## [GOAL OF THE EXERCISE]
Extract every line where the string "this" appears.

## [PROVIDED RECORDS]
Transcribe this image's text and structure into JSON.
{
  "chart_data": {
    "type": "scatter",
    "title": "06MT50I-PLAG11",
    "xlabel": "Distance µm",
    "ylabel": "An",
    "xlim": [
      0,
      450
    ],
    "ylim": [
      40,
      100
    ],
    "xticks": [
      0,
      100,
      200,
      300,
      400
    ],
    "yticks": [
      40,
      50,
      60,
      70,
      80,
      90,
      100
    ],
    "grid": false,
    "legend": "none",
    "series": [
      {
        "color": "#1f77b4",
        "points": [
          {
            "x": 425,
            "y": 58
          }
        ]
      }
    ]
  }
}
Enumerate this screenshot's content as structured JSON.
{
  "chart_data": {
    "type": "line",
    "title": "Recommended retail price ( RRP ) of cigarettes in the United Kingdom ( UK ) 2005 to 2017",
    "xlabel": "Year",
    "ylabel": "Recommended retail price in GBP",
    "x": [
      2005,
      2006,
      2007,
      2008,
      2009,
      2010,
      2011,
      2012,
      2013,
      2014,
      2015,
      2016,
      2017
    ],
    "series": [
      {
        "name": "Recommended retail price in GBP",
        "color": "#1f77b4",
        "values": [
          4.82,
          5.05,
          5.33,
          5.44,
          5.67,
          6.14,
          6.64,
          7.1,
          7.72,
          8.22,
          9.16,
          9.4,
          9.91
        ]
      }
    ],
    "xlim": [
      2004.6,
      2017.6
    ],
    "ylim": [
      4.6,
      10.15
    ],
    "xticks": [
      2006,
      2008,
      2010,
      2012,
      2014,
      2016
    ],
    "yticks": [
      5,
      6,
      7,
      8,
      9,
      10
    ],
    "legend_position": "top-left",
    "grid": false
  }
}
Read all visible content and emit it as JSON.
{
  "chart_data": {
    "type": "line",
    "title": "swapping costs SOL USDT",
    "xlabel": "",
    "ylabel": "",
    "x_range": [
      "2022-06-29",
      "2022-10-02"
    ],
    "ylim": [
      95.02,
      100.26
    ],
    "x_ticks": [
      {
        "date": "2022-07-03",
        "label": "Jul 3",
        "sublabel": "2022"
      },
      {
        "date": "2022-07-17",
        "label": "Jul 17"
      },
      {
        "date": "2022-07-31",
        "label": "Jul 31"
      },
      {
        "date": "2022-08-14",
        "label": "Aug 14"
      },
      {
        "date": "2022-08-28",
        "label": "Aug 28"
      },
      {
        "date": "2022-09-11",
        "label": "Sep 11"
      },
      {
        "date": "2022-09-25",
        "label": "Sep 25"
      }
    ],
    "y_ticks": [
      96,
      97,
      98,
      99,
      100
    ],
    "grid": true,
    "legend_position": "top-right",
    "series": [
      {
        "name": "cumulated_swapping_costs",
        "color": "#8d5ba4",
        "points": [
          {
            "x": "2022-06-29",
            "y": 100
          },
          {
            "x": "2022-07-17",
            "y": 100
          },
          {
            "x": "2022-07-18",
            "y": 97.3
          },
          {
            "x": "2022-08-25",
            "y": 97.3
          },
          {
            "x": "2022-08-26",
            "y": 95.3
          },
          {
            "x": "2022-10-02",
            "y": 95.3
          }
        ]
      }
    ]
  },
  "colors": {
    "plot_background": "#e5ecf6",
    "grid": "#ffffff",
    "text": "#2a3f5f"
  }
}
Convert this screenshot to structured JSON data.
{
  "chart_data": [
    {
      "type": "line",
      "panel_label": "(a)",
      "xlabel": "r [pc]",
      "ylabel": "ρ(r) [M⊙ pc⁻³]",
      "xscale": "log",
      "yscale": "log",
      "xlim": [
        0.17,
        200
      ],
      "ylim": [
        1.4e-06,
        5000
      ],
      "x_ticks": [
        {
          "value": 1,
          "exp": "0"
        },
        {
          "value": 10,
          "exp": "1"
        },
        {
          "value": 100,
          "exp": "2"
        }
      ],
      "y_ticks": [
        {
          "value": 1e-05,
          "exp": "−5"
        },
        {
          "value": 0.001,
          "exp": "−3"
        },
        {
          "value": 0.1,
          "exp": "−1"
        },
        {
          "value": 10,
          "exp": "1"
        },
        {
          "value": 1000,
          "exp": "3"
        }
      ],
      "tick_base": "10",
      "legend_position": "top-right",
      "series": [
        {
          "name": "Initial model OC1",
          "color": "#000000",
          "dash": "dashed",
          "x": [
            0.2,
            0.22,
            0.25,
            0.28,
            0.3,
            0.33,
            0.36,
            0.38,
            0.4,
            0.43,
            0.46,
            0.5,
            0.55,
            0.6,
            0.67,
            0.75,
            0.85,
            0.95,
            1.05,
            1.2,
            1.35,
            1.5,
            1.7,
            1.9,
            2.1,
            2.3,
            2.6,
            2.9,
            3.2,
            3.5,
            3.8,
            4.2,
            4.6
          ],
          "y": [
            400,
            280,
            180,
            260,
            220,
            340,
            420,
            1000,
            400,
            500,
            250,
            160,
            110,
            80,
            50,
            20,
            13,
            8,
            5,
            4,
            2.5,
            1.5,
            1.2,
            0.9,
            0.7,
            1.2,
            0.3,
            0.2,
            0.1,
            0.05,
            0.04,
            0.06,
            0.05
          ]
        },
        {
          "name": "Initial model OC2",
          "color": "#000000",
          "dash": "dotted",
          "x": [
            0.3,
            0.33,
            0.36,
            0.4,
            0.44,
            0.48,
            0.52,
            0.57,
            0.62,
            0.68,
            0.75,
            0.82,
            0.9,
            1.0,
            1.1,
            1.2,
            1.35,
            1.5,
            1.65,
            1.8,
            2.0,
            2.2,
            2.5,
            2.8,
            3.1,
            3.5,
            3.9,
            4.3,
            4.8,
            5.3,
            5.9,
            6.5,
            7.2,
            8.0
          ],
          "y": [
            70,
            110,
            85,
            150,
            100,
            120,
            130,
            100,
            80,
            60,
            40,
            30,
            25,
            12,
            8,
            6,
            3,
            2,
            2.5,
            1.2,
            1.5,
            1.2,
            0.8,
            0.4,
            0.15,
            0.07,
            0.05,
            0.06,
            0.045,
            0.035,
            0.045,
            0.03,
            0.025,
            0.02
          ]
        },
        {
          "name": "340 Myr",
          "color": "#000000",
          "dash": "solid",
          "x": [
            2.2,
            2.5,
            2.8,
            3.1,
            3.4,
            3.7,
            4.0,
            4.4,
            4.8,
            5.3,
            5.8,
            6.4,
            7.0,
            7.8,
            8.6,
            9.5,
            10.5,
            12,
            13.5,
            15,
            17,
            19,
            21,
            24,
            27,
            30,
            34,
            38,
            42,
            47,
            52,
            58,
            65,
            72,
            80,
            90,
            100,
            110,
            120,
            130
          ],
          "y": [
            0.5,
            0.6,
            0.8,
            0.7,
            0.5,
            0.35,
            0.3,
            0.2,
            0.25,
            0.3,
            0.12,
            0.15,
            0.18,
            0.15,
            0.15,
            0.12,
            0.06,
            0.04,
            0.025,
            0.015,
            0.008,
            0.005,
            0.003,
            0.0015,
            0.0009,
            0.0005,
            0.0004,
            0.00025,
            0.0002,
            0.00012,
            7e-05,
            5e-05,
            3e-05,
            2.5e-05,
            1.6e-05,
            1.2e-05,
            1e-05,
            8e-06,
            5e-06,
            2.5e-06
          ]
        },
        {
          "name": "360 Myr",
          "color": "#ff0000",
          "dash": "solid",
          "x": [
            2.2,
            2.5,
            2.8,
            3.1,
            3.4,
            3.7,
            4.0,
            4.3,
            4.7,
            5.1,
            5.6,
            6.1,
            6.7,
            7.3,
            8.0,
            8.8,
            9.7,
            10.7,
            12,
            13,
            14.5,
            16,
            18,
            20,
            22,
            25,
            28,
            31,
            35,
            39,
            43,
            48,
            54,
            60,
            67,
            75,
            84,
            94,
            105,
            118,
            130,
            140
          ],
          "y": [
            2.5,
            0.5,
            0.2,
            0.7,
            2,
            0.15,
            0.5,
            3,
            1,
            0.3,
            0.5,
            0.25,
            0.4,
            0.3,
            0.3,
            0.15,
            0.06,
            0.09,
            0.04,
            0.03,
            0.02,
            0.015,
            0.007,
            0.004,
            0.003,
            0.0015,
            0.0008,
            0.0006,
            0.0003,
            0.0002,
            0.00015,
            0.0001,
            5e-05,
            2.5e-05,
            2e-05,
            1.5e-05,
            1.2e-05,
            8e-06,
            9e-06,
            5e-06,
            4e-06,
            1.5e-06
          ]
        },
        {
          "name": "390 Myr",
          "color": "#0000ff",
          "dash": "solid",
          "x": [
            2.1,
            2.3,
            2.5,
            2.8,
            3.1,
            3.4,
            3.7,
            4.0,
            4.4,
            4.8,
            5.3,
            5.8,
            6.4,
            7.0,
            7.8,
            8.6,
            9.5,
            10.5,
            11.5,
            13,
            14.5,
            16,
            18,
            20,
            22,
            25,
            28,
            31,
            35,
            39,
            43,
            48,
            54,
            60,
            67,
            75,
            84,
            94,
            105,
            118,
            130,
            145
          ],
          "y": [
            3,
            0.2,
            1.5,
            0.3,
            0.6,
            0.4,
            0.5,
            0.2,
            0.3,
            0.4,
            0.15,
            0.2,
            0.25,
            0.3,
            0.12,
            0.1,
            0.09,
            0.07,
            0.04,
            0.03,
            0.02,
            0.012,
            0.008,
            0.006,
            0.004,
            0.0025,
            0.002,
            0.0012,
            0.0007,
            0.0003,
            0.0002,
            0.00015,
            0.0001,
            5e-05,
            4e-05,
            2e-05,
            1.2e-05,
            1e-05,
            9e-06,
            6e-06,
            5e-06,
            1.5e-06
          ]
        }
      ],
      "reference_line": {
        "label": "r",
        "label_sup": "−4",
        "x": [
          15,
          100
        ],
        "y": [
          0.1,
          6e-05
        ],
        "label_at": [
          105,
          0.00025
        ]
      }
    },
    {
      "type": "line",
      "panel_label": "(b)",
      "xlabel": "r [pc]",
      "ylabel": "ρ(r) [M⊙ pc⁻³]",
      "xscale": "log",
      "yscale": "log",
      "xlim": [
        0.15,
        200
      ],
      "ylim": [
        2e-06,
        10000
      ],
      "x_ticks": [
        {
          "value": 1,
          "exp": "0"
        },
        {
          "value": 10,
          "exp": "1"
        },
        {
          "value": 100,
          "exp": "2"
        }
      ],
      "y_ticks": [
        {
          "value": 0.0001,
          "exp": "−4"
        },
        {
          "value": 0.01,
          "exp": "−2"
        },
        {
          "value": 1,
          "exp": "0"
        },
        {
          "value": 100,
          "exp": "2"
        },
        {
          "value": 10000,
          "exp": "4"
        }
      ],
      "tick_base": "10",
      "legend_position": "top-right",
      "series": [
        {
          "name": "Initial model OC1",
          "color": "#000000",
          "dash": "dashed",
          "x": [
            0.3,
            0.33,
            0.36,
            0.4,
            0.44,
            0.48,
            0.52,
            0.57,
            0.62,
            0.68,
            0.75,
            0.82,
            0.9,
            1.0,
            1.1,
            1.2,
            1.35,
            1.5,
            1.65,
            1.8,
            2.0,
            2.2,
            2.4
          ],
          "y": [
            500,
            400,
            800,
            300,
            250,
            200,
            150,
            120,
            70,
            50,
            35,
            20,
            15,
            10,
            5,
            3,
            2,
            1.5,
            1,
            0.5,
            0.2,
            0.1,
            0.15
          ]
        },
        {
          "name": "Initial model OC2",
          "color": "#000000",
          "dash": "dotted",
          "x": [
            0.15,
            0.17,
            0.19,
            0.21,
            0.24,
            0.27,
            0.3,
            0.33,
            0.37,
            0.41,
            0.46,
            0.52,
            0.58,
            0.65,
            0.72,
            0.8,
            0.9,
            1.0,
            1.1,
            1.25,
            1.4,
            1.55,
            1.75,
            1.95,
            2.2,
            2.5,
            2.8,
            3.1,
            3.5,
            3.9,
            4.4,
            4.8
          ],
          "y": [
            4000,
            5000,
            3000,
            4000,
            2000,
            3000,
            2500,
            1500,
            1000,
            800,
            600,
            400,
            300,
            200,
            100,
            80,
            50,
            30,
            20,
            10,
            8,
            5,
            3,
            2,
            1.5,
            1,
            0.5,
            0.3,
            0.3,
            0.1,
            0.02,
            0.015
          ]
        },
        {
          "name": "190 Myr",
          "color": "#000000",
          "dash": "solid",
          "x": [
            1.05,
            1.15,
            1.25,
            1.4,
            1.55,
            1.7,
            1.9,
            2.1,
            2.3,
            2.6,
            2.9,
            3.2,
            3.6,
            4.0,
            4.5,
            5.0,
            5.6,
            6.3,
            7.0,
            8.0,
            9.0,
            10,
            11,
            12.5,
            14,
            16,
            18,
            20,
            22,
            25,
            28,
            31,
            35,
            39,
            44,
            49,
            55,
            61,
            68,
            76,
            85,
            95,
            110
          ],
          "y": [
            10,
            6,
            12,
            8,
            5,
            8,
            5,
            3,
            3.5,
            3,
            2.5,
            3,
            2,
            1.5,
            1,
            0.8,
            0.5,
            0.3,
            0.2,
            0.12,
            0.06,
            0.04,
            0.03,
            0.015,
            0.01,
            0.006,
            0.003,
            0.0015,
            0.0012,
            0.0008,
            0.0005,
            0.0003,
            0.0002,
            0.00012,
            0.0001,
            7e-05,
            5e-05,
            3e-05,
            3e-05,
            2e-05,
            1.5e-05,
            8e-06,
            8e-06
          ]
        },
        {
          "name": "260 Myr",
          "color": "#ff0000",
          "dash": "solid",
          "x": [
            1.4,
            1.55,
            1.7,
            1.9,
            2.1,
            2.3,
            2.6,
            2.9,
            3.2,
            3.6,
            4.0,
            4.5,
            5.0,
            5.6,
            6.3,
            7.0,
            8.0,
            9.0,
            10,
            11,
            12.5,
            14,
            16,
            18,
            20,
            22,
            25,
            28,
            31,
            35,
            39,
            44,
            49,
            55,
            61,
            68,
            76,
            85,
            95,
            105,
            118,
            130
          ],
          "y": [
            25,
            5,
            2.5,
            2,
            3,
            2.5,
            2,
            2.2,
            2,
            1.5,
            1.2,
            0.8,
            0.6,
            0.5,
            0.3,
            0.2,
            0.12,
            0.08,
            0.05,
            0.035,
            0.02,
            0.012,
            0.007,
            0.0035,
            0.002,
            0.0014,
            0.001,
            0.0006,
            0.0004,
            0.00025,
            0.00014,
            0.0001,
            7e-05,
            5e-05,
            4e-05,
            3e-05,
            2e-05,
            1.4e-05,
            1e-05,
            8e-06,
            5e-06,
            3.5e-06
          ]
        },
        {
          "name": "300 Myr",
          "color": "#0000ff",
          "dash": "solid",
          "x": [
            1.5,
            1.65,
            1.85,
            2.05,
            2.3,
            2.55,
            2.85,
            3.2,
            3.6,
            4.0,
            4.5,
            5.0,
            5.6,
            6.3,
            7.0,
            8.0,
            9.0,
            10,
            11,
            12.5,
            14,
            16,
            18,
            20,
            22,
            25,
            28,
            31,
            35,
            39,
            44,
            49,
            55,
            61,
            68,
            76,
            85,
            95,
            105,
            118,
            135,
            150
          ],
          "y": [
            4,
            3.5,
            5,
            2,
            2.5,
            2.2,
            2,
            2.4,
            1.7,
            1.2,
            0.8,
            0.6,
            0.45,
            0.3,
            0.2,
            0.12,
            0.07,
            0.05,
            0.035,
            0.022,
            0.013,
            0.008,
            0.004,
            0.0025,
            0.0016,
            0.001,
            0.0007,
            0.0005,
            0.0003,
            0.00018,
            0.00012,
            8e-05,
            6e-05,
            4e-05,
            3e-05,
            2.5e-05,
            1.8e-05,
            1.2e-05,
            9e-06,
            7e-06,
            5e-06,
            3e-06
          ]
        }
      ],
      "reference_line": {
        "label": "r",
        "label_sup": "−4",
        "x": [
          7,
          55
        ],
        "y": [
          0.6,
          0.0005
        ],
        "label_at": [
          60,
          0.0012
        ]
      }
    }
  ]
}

## [RESULT OF THE EXERCISE]
Transcribe this image's text and structure into JSON.
Enumerate this screenshot's content as structured JSON.
Convert this screenshot to structured JSON data.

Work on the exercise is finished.